━━━ PROVIDED DATA ━━━

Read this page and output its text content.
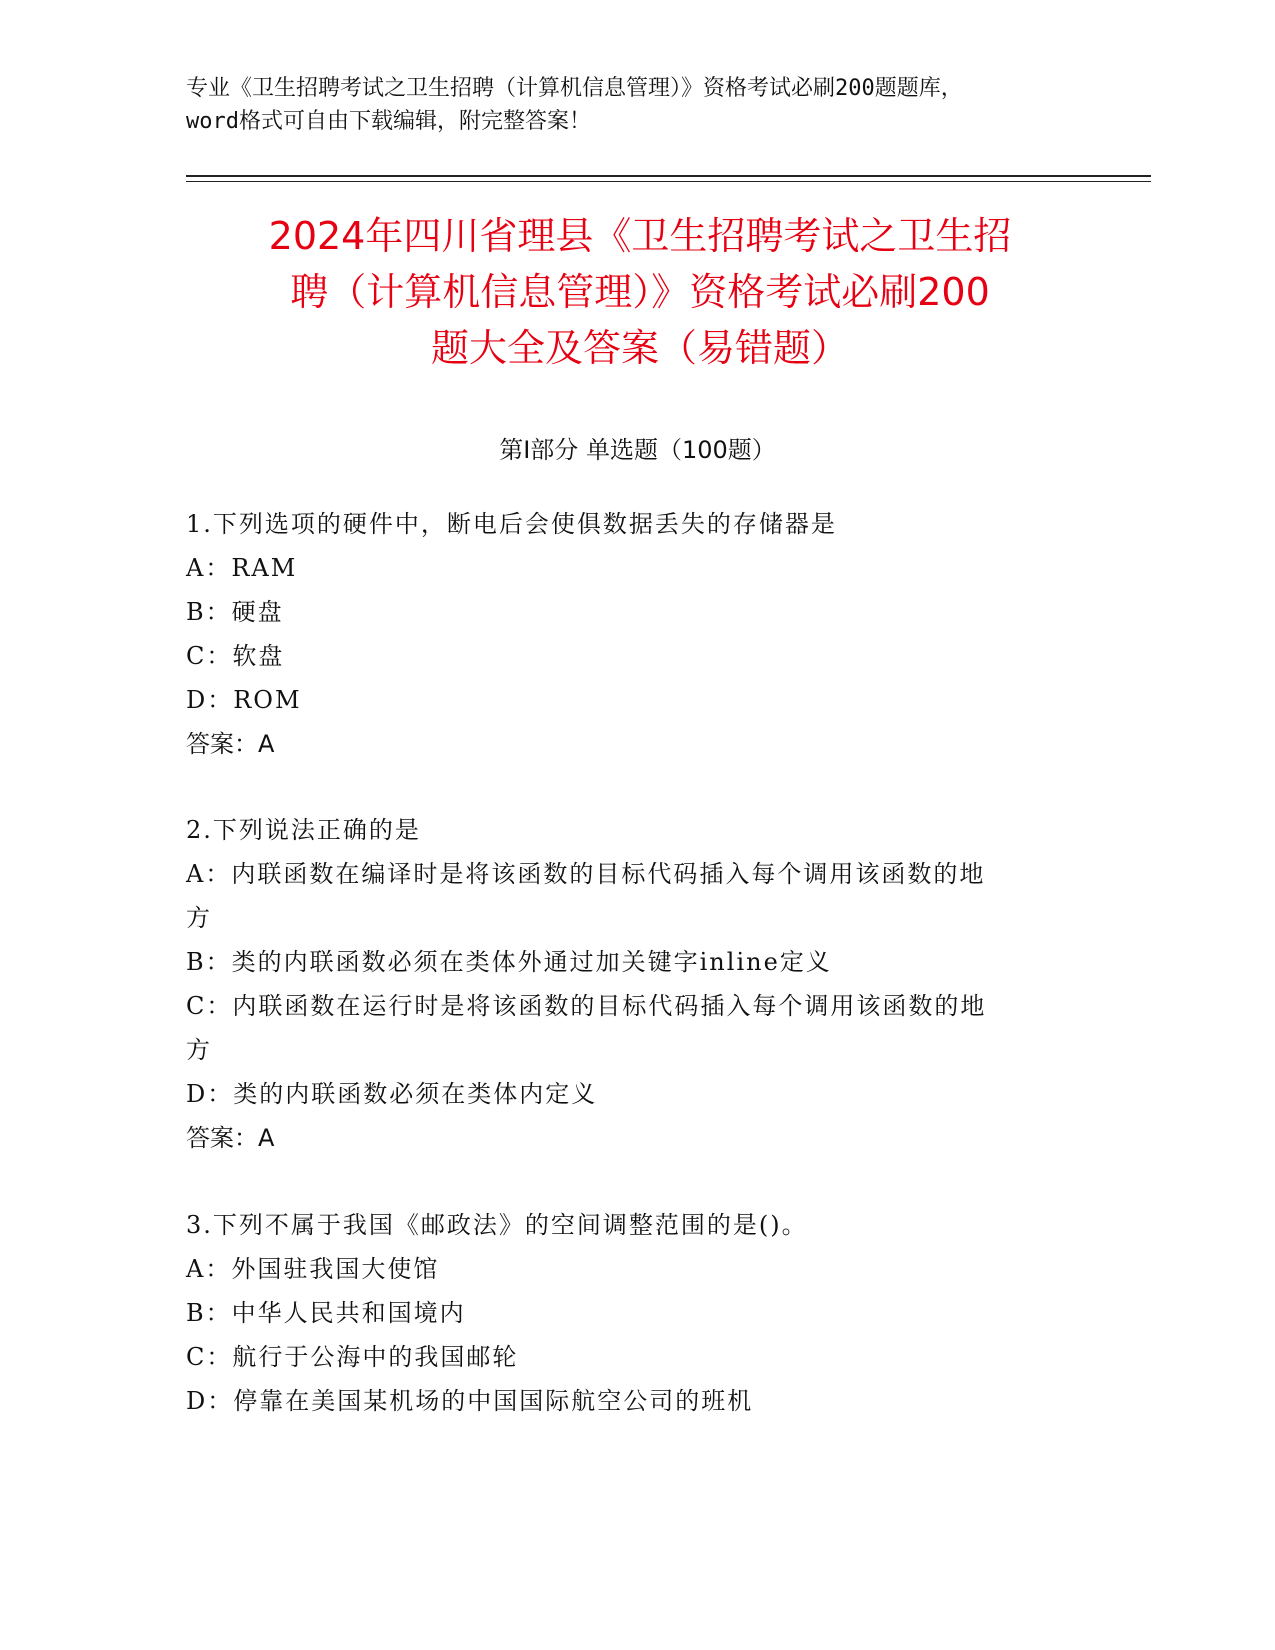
专业《卫生招聘考试之卫生招聘（计算机信息管理）》资格考试必刷200题题库，
word格式可自由下载编辑，附完整答案！
2024年四川省理县《卫生招聘考试之卫生招
聘（计算机信息管理）》资格考试必刷200
题大全及答案（易错题）
第Ⅰ部分 单选题（100题）
1.下列选项的硬件中，断电后会使俱数据丢失的存储器是
A：RAM
B：硬盘
C：软盘
D：ROM
答案：A
2.下列说法正确的是
A：内联函数在编译时是将该函数的目标代码插入每个调用该函数的地
方
B：类的内联函数必须在类体外通过加关键字inline定义
C：内联函数在运行时是将该函数的目标代码插入每个调用该函数的地
方
D：类的内联函数必须在类体内定义
答案：A
3.下列不属于我国《邮政法》的空间调整范围的是()。
A：外国驻我国大使馆
B：中华人民共和国境内
C：航行于公海中的我国邮轮
D：停靠在美国某机场的中国国际航空公司的班机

━━━

## STATED EXERCISE
Output, exactly, all the records above; include no pictures.

## FULL SOLUTION
Read this page and output its text content.
专业《卫生招聘考试之卫生招聘（计算机信息管理）》资格考试必刷200题题库，
word格式可自由下载编辑，附完整答案！
2024年四川省理县《卫生招聘考试之卫生招
聘（计算机信息管理）》资格考试必刷200
题大全及答案（易错题）
第Ⅰ部分 单选题（100题）
1.下列选项的硬件中，断电后会使俱数据丢失的存储器是
A：RAM
B：硬盘
C：软盘
D：ROM
答案：A
2.下列说法正确的是
A：内联函数在编译时是将该函数的目标代码插入每个调用该函数的地
方
B：类的内联函数必须在类体外通过加关键字inline定义
C：内联函数在运行时是将该函数的目标代码插入每个调用该函数的地
方
D：类的内联函数必须在类体内定义
答案：A
3.下列不属于我国《邮政法》的空间调整范围的是()。
A：外国驻我国大使馆
B：中华人民共和国境内
C：航行于公海中的我国邮轮
D：停靠在美国某机场的中国国际航空公司的班机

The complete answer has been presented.